WHAT YOU NEED TO DO » Copy out all lines of the records in which the word "JSON" appears.

TASK MATERIAL »
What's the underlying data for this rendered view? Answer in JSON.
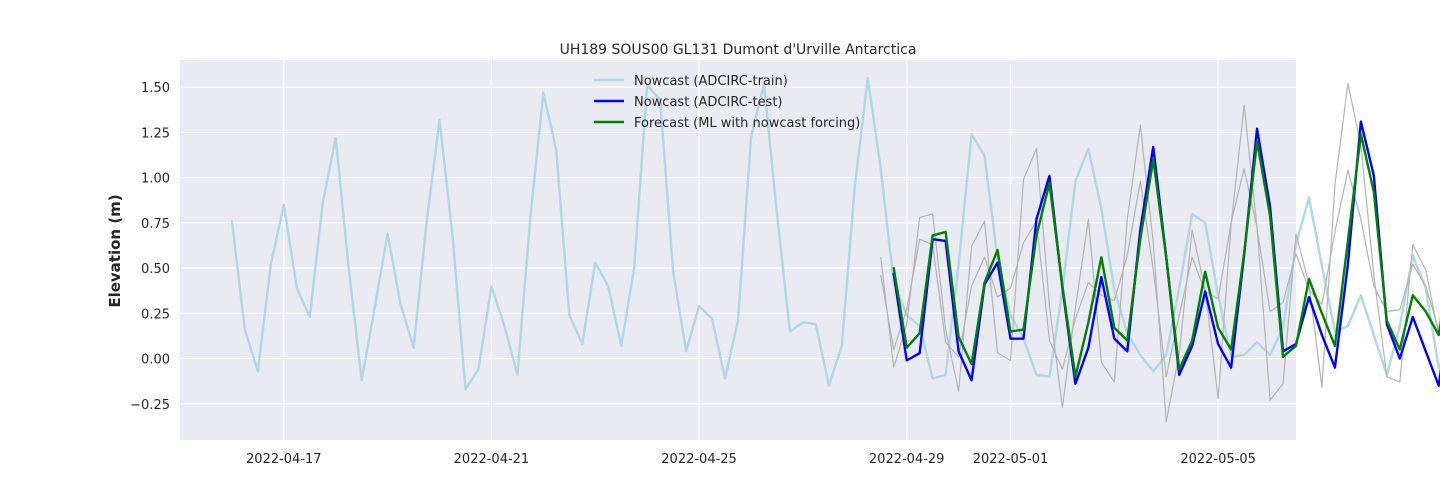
{
  "chart_data": {
    "type": "line",
    "title": "UH189 SOUS00 GL131 Dumont d'Urville Antarctica",
    "xlabel": "",
    "ylabel": "Elevation (m)",
    "x_start": "2022-04-16T00:00",
    "x_end": "2022-05-06T00:00",
    "step_hours": 6,
    "xlim": [
      "2022-04-15T00:00",
      "2022-05-06T12:00"
    ],
    "ylim": [
      -0.45,
      1.65
    ],
    "yticks": [
      -0.25,
      0.0,
      0.25,
      0.5,
      0.75,
      1.0,
      1.25,
      1.5
    ],
    "ytick_labels": [
      "−0.25",
      "0.00",
      "0.25",
      "0.50",
      "0.75",
      "1.00",
      "1.25",
      "1.50"
    ],
    "xticks": [
      "2022-04-17",
      "2022-04-21",
      "2022-04-25",
      "2022-04-29",
      "2022-05-01",
      "2022-05-05"
    ],
    "grid": true,
    "legend_position": "upper-center",
    "series": [
      {
        "name": "Nowcast (ADCIRC-train)",
        "color": "#add8e6",
        "start": "2022-04-16T00:00",
        "values": [
          0.76,
          0.16,
          -0.07,
          0.52,
          0.85,
          0.39,
          0.23,
          0.86,
          1.22,
          0.5,
          -0.12,
          0.28,
          0.69,
          0.3,
          0.06,
          0.75,
          1.32,
          0.68,
          -0.17,
          -0.06,
          0.4,
          0.18,
          -0.09,
          0.78,
          1.47,
          1.15,
          0.24,
          0.08,
          0.53,
          0.4,
          0.07,
          0.5,
          1.51,
          1.43,
          0.48,
          0.04,
          0.29,
          0.22,
          -0.11,
          0.21,
          1.22,
          1.52,
          0.8,
          0.15,
          0.2,
          0.19,
          -0.15,
          0.07,
          0.95,
          1.55,
          1.05,
          0.42,
          0.24,
          0.18,
          -0.11,
          -0.09,
          0.52,
          1.24,
          1.12,
          0.55,
          0.24,
          0.11,
          -0.09,
          -0.1,
          0.38,
          0.98,
          1.16,
          0.83,
          0.38,
          0.14,
          0.02,
          -0.07,
          0.02,
          0.39,
          0.8,
          0.75,
          0.35,
          0.01,
          0.02,
          0.09,
          0.02,
          0.17,
          0.63,
          0.89,
          0.51,
          0.15,
          0.18,
          0.35,
          0.13,
          -0.09,
          0.18,
          0.57,
          0.39,
          -0.05,
          0.06,
          0.5,
          0.35,
          -0.1,
          -0.02,
          0.5
        ]
      },
      {
        "name": "",
        "color": "#b3b3b3",
        "start": "2022-04-28T12:00",
        "values": [
          0.56,
          -0.05,
          0.19,
          0.78,
          0.8,
          0.16,
          -0.18,
          0.62,
          0.76,
          0.03,
          -0.01,
          0.99,
          1.16,
          0.29,
          -0.27,
          0.28,
          0.77,
          -0.02,
          -0.13,
          0.77,
          1.29,
          0.64,
          -0.35,
          0.03,
          0.71,
          0.38,
          -0.22,
          0.74,
          1.4,
          0.72,
          -0.23,
          -0.14,
          0.69,
          0.41,
          -0.16,
          0.96,
          1.52,
          1.18,
          0.46,
          -0.1,
          -0.13,
          0.63,
          0.49,
          0.13,
          0.93,
          1.46,
          1.37,
          0.27,
          -0.3,
          -0.03,
          0.09,
          0.84,
          1.44,
          1.39,
          0.61,
          -0.22,
          -0.07,
          0.0
        ]
      },
      {
        "name": "",
        "color": "#b3b3b3",
        "start": "2022-04-28T12:00",
        "values": [
          0.46,
          0.05,
          0.27,
          0.66,
          0.63,
          0.09,
          0.01,
          0.4,
          0.56,
          0.34,
          0.39,
          0.64,
          0.76,
          0.1,
          -0.06,
          0.22,
          0.42,
          0.35,
          0.32,
          0.57,
          0.98,
          0.49,
          -0.1,
          0.24,
          0.56,
          0.37,
          0.33,
          0.75,
          1.05,
          0.72,
          0.26,
          0.31,
          0.58,
          0.38,
          0.3,
          0.7,
          1.04,
          0.77,
          0.4,
          0.26,
          0.27,
          0.52,
          0.4,
          0.16,
          0.65,
          0.98,
          0.78,
          0.36,
          0.28,
          0.54,
          0.5,
          0.39,
          0.84,
          0.83,
          0.62,
          0.38,
          0.55,
          0.61
        ]
      },
      {
        "name": "Nowcast (ADCIRC-test)",
        "color": "#0000ff",
        "start": "2022-04-28T18:00",
        "values": [
          0.47,
          -0.01,
          0.03,
          0.66,
          0.65,
          0.04,
          -0.12,
          0.41,
          0.53,
          0.11,
          0.11,
          0.77,
          1.01,
          0.39,
          -0.14,
          0.06,
          0.45,
          0.11,
          0.04,
          0.71,
          1.17,
          0.56,
          -0.09,
          0.07,
          0.37,
          0.08,
          -0.05,
          0.57,
          1.27,
          0.84,
          0.04,
          0.08,
          0.34,
          0.13,
          -0.05,
          0.52,
          1.31,
          1.01,
          0.19,
          0.0,
          0.23,
          0.04,
          -0.15,
          0.38,
          1.19,
          1.11,
          0.31,
          0.05,
          0.18,
          0.01,
          -0.18,
          0.31,
          1.05,
          1.19,
          0.52,
          0.16,
          0.25,
          0.1
        ]
      },
      {
        "name": "Forecast (ML with nowcast forcing)",
        "color": "#008000",
        "start": "2022-04-28T18:00",
        "values": [
          0.5,
          0.06,
          0.14,
          0.68,
          0.7,
          0.12,
          -0.03,
          0.42,
          0.6,
          0.15,
          0.16,
          0.68,
          0.97,
          0.4,
          -0.1,
          0.2,
          0.56,
          0.17,
          0.1,
          0.66,
          1.1,
          0.56,
          -0.06,
          0.1,
          0.48,
          0.17,
          0.05,
          0.58,
          1.2,
          0.79,
          0.01,
          0.07,
          0.44,
          0.25,
          0.07,
          0.65,
          1.24,
          0.92,
          0.21,
          0.05,
          0.35,
          0.26,
          0.13,
          0.54,
          1.19,
          1.06,
          0.37,
          0.07,
          0.23,
          0.2,
          0.09,
          0.59,
          1.13,
          1.12,
          0.53,
          0.14,
          0.23,
          0.22
        ]
      }
    ]
  }
}
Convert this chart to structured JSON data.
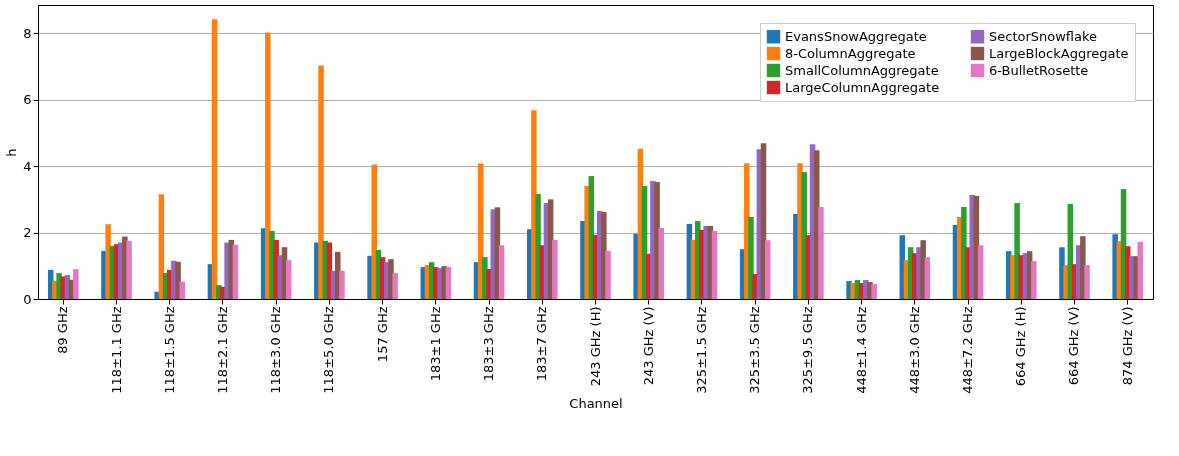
{
  "chart_data": {
    "type": "bar",
    "xlabel": "Channel",
    "ylabel": "h",
    "categories": [
      "89 GHz",
      "118±1.1 GHz",
      "118±1.5 GHz",
      "118±2.1 GHz",
      "118±3.0 GHz",
      "118±5.0 GHz",
      "157 GHz",
      "183±1 GHz",
      "183±3 GHz",
      "183±7 GHz",
      "243 GHz (H)",
      "243 GHz (V)",
      "325±1.5 GHz",
      "325±3.5 GHz",
      "325±9.5 GHz",
      "448±1.4 GHz",
      "448±3.0 GHz",
      "448±7.2 GHz",
      "664 GHz (H)",
      "664 GHz (V)",
      "874 GHz (V)"
    ],
    "series": [
      {
        "name": "EvansSnowAggregate",
        "color": "#1f77b4",
        "values": [
          0.88,
          1.45,
          0.22,
          1.05,
          2.13,
          1.7,
          1.3,
          0.96,
          1.11,
          2.1,
          2.35,
          1.96,
          2.26,
          1.5,
          2.56,
          0.54,
          1.92,
          2.23,
          1.44,
          1.56,
          1.95
        ]
      },
      {
        "name": "8-ColumnAggregate",
        "color": "#ff7f0e",
        "values": [
          0.55,
          2.25,
          3.15,
          8.42,
          8.02,
          7.03,
          4.05,
          1.02,
          4.08,
          5.68,
          3.4,
          4.52,
          1.78,
          4.09,
          4.09,
          0.48,
          1.17,
          2.47,
          1.32,
          1.02,
          1.74
        ]
      },
      {
        "name": "SmallColumnAggregate",
        "color": "#2ca02c",
        "values": [
          0.78,
          1.6,
          0.78,
          0.42,
          2.05,
          1.75,
          1.48,
          1.11,
          1.26,
          3.16,
          3.7,
          3.4,
          2.35,
          2.47,
          3.82,
          0.57,
          1.56,
          2.77,
          2.89,
          2.86,
          3.31
        ]
      },
      {
        "name": "LargeColumnAggregate",
        "color": "#d62728",
        "values": [
          0.68,
          1.65,
          0.88,
          0.37,
          1.78,
          1.7,
          1.26,
          0.96,
          0.9,
          1.62,
          1.93,
          1.36,
          2.08,
          0.75,
          1.92,
          0.48,
          1.38,
          1.56,
          1.32,
          1.05,
          1.59
        ]
      },
      {
        "name": "SectorSnowflake",
        "color": "#9467bd",
        "values": [
          0.72,
          1.7,
          1.15,
          1.7,
          1.32,
          0.85,
          1.11,
          0.93,
          2.7,
          2.89,
          2.65,
          3.55,
          2.2,
          4.51,
          4.66,
          0.57,
          1.56,
          3.13,
          1.38,
          1.62,
          1.29
        ]
      },
      {
        "name": "LargeBlockAggregate",
        "color": "#8c564b",
        "values": [
          0.58,
          1.88,
          1.12,
          1.78,
          1.56,
          1.42,
          1.2,
          0.99,
          2.76,
          3.0,
          2.62,
          3.52,
          2.2,
          4.69,
          4.48,
          0.51,
          1.77,
          3.1,
          1.44,
          1.89,
          1.29
        ]
      },
      {
        "name": "6-BulletRosette",
        "color": "#e377c2",
        "values": [
          0.9,
          1.75,
          0.52,
          1.63,
          1.17,
          0.85,
          0.78,
          0.96,
          1.62,
          1.78,
          1.45,
          2.14,
          2.05,
          1.77,
          2.77,
          0.45,
          1.26,
          1.62,
          1.14,
          1.02,
          1.72
        ]
      }
    ],
    "ylim": [
      0,
      8.85
    ],
    "yticks": [
      0,
      2,
      4,
      6,
      8
    ],
    "grid": "y",
    "legend": "top right"
  }
}
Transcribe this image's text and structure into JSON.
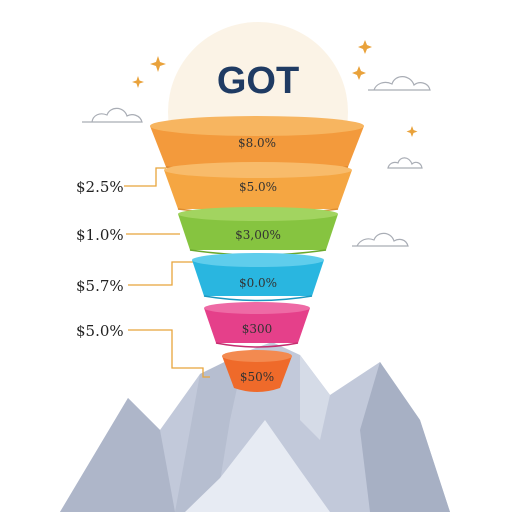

FULL SOLUTION »
What's the underlying data for this rendered view? Answer in JSON.
Convert this chart to structured JSON data.
Transcribe this image's text and structure into JSON.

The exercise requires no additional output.